***** Exercise input *****
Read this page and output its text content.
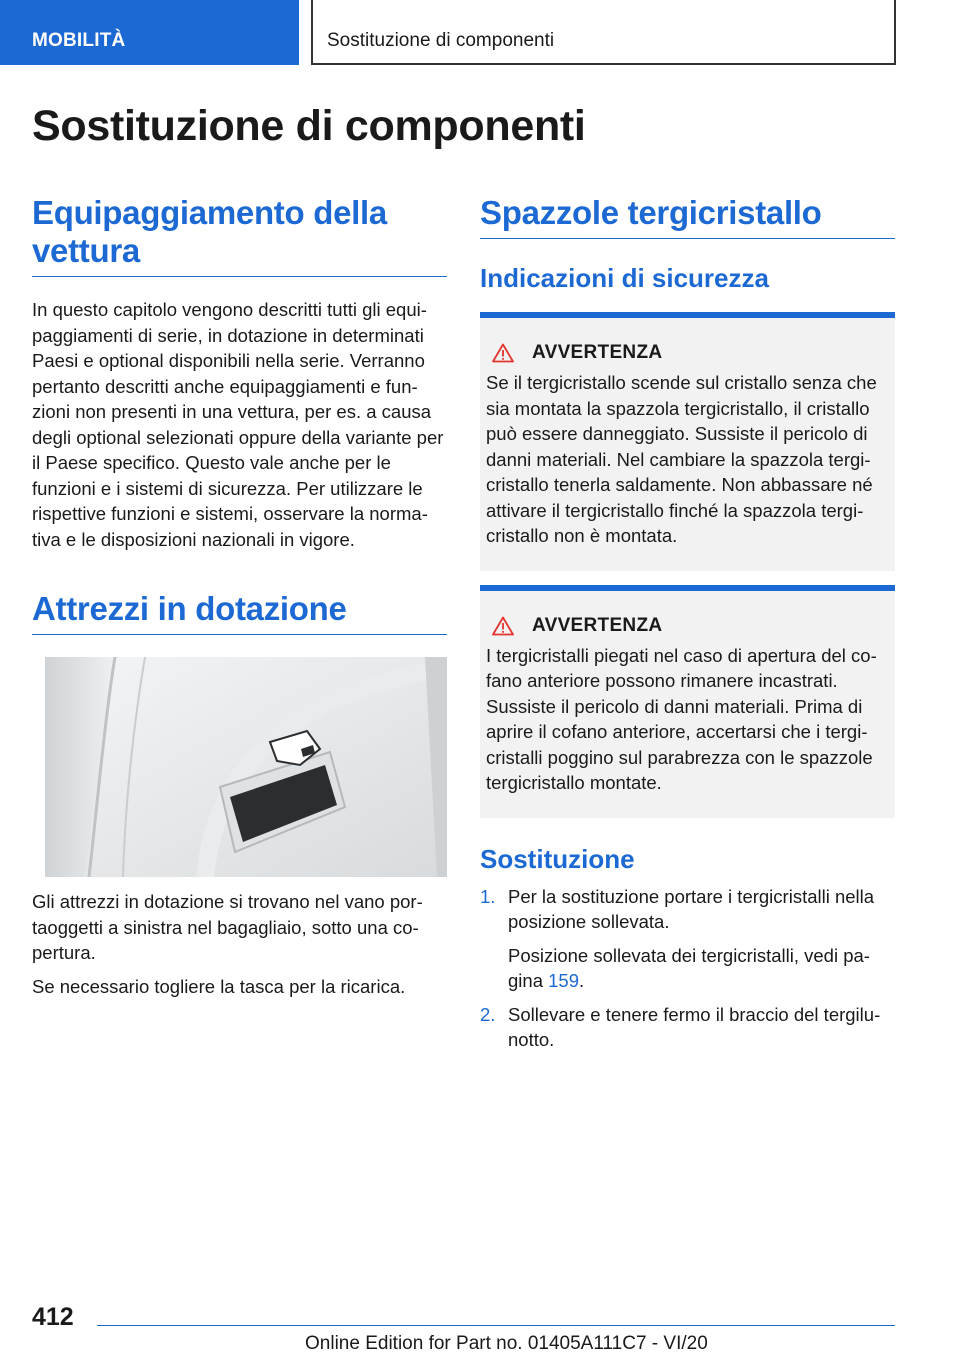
MOBILITÀ	Sostituzione di componenti
Sostituzione di componenti
Equipaggiamento della vettura

In questo capitolo vengono descritti tutti gli equipaggiamenti di serie, in dotazione in determinati Paesi e optional disponibili nella serie. Verranno pertanto descritti anche equipaggiamenti e funzioni non presenti in una vettura, per es. a causa degli optional selezionati oppure della variante per il Paese specifico. Questo vale anche per le funzioni e i sistemi di sicurezza. Per utilizzare le rispettive funzioni e sistemi, osservare la normativa e le disposizioni nazionali in vigore.

Attrezzi in dotazione

Gli attrezzi in dotazione si trovano nel vano portaoggetti a sinistra nel bagagliaio, sotto una copertura.

Se necessario togliere la tasca per la ricarica.

Spazzole tergicristallo
Indicazioni di sicurezza
AVVERTENZA

Se il tergicristallo scende sul cristallo senza che sia montata la spazzola tergicristallo, il cristallo può essere danneggiato. Sussiste il pericolo di danni materiali. Nel cambiare la spazzola tergicristallo tenerla saldamente. Non abbassare né attivare il tergicristallo finché la spazzola tergicristallo non è montata.

AVVERTENZA

I tergicristalli piegati nel caso di apertura del cofano anteriore possono rimanere incastrati. Sussiste il pericolo di danni materiali. Prima di aprire il cofano anteriore, accertarsi che i tergicristalli poggino sul parabrezza con le spazzole tergicristallo montate.

Sostituzione
1. Per la sostituzione portare i tergicristalli nella posizione sollevata.
Posizione sollevata dei tergicristalli, vedi pagina 159.
2. Sollevare e tenere fermo il braccio del tergilunotto.
412
Online Edition for Part no. 01405A111C7 - VI/20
*****
### What is being asked
Locate all lines in the listing above with the word "della" and copy them.

### Task solution
Equipaggiamento della vettura
In questo capitolo vengono descritti tutti gli equipaggiamenti di serie, in dotazione in determinati Paesi e optional disponibili nella serie. Verranno pertanto descritti anche equipaggiamenti e funzioni non presenti in una vettura, per es. a causa degli optional selezionati oppure della variante per il Paese specifico. Questo vale anche per le funzioni e i sistemi di sicurezza. Per utilizzare le rispettive funzioni e sistemi, osservare la normativa e le disposizioni nazionali in vigore.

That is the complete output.